Saül, ce petit village d'Amazonie française qui résiste aux chercheurs d'or


SAÜL, 3 septembre 2013 (AFP) - Nichée dans un entrelacs de monts, la petite commune de Saül, à 180 km au sud de Cayenne, au coeur d'une forêt équatoriale primaire à la biodiversité exceptionnelle, abrite une zone aurifère riche et historiquement convoitée.

Véritable porte d'entrée du Parc amazonien de Guyane (PAG), cette commune de 70 âmes veut aujourd'hui développer l'éco-tourisme. Fléchés, des sentiers serpentent le long des criques (rivières) constellées de cascatelles claires où s'ébattent des loutres géantes, témoins de la qualité des eaux que certains habitants boivent.

Ce petit paradis de biodiversité, accessible uniquement en avion, a pourtant connu des heures sombres.

Entre 2008 et 2010, la poignée de villageois a été confrontée à une ruée d'orpailleurs illégaux, apportant insécurité et regain de paludisme.

La zone est connue pour sa richesse aurifère qui affleure des chemins de latérite ocre du bourg au point que quelques fines paillettes sortent du sol lorsque les pluies équatoriales diluviennes lessivent la commune.

En 2010, l'armée et la gendarmerie ont délogé les garimpeiros dont les routes clandestines vers les gisements de l'ouest de la Guyane frôlent la commune. Apaisé, cet ancien haut-lieu de l'orpaillage, né de la première ruée vers l'or du début du XXe siècle des migrants de Sainte-Lucie, est aujourd'hui confronté à une demande de la compagnie minière guyanaise Rexma.

En 2006, le droit d'explorer la zone est octroyé à la compagnie. Et en 2012, quelques semaines avant la présidentielle, l'ex-ministre de l'Industrie Eric Besson délivre à Rexma un permis d'exploitation (PEX) sur la crique Limonade à moins de 5 km du bourg. Pourtant, tous y étaient défavorables: le maire, la commission départementale des mines, le préfet, le Parc -- plus vaste aire protégée d'Europe, créé entre-temps (2007) et présidé par le maire de Saül, Hermann Charlotte.

Le 26 octobre 2012, Arnaud Montebourg, ministre socialiste du Redressement productif, régularise la promesse de son prédécesseur en publiant le permis au Journal Officiel.

Les tâches ->
A: Recopiez le passage de l'article sur Saül depuis « Ce petit paradis » jusqu'à « regain de paludisme. » inclus.
B: D'après l'article sur Saül, à quelle distance de Cayenne se situe la commune ?
C: Donnez la suite de l'article sur Saül à partir de sa dernière phrase.

Informations affichées ->

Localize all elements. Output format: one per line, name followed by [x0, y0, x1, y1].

Réponses par tâche ->
A:
Ce petit paradis de biodiversité, accessible uniquement en avion, a pourtant connu des heures sombres.

Entre 2008 et 2010, la poignée de villageois a été confrontée à une ruée d'orpailleurs illégaux, apportant insécurité et regain de paludisme.

B: À 180 km au sud de Cayenne.

C:
Une mine, oui, mais pas si près du bourg

Si les Saüliens ne sont pas opposés à l'activité minière, ils la refusent à moins de 10 km autour du bourg, comme le conseil municipal en a délibéré en 2008. En janvier 2012, le Schéma départemental d'orientation minière (SDOM) en prend acte en interdisant cette zone à l'activité minière.

Mais le permis de Rexma est valable, car instruit au préalable de ces décisions locales. Il ne sera toutefois pas renouvelé à l'issue de son délai de 5 ans (octobre 2017), car à cette date le SDOM s'imposera à lui. Sur les huit tonnes d'or estimées par Rexma, 3,5 sont encore réalisables sur les 4 années restant à ce permis "Limonade".

Pour les habitants, des métropolitains arrivés dans les années 1970, des créoles descendants des Saint-Luciens et quelques familles de cultivateurs Hmongs, le spectre de l'or fait ressurgir les pires heures du bourg.

Administrateur de la page Facebook "A bon entendeurs, Saül !" (2.100 fans), l'opposant, Jean-Pierre Goudot, 60 ans, gérant de carbets touristiques, est certain que "si l'on accorde ce permis, d'autres compagnies minières feront pression pour venir aussi".

Coulant doucement sous la canopée, la Crique Limonade n'est aujourd'hui plus troublée par les boues de l'activité minière illégale et s'offre au touristes en canoë. Mais c'est également une zone de vie qui peut disparaître.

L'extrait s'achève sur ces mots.